■ **CONSIGNE 1**:
Relevez tous les termes placés entre guillemets dans l'extrait sur la nouvelle gauche, titre compris.
■ **CONSIGNE 2**:
Recopiez, dans l'extrait sur la nouvelle gauche, tout ce qui va de « Nous assistons à » jusqu'à « leurs aspects ésotériques. ».
■ **CONSIGNE 3**:
Reprenez l'extrait sur la nouvelle gauche et poursuivez-le après sa dernière phrase.

■ **EXTRAIT DU TEXTE**:
****
Une “nouvelle gauche” contre la vulgate des Lumières

 

Nous assistons à l'avènement d'une gauche inattendue. Elle s'oppose à la vulgate des Lumières, base de la “political correctness”, elle s'insurge contre l'emprise étouffante de l'économisme, elle est “contextualiste” dans le sens où elle ne rejette pas nécessairement tous les nationalismes, elle est résolument “communautaire”, elle fait recours aux traditions, même, parfois, sous leurs aspects ésotériques.
****
■ **DONNÉES FOURNIES**:

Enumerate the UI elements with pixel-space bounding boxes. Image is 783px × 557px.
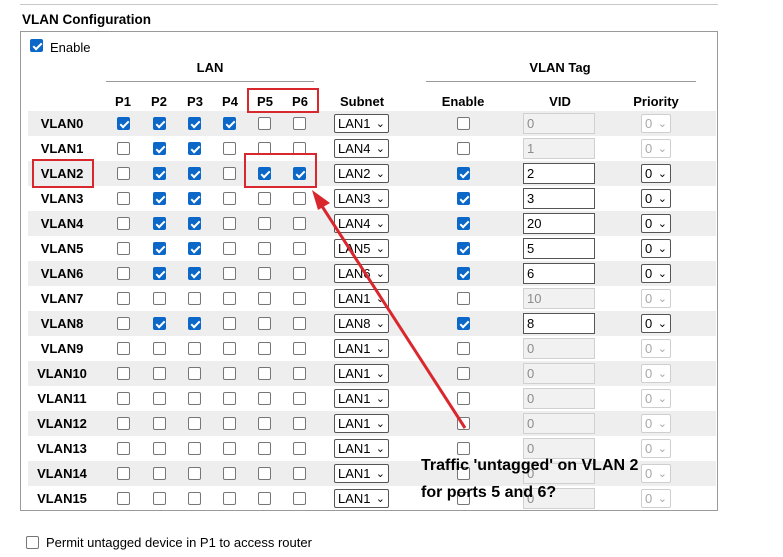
****
■ **RÉSULTAT 1**:
nouvelle gauche
political correctness
contextualiste
communautaire

■ **RÉSULTAT 2**:
Nous assistons à l'avènement d'une gauche inattendue. Elle s'oppose à la vulgate des Lumières, base de la “political correctness”, elle s'insurge contre l'emprise étouffante de l'économisme, elle est “contextualiste” dans le sens où elle ne rejette pas nécessairement tous les nationalismes, elle est résolument “communautaire”, elle fait recours aux traditions, même, parfois, sous leurs aspects ésotériques.

■ **RÉSULTAT 3**:
Il y a déjà quelque temps qu'une certaine gauche (spécialement en France), que certains intellectuels déçus de leur parcours politico-philosophique marxiste et social-démocrate sont partis en quête d'arguments nouveaux, vers d'autres horizons spirituels. Ils ont toutefois gardé le meilleur de leur ancienne vision-du-monde: une aversion à l'égard de la culture libérale, fondée sur l'individualisme. Mais ils ont abandonné les recettes collectivistes et préfèrent le “communautaire” qu'ils avaient pourtant abjuré comme un “irrationalisme”. Aujourd'hui, ils affirment et démontrent que toute intégration sociale est déterminée par des valeurs spirituelles. C'est-à-dire que toute intégration est “holiste” et nullement “contractualiste”. On préfère désormais Ferdinand Tönnies à Jean-Jacques Rousseau.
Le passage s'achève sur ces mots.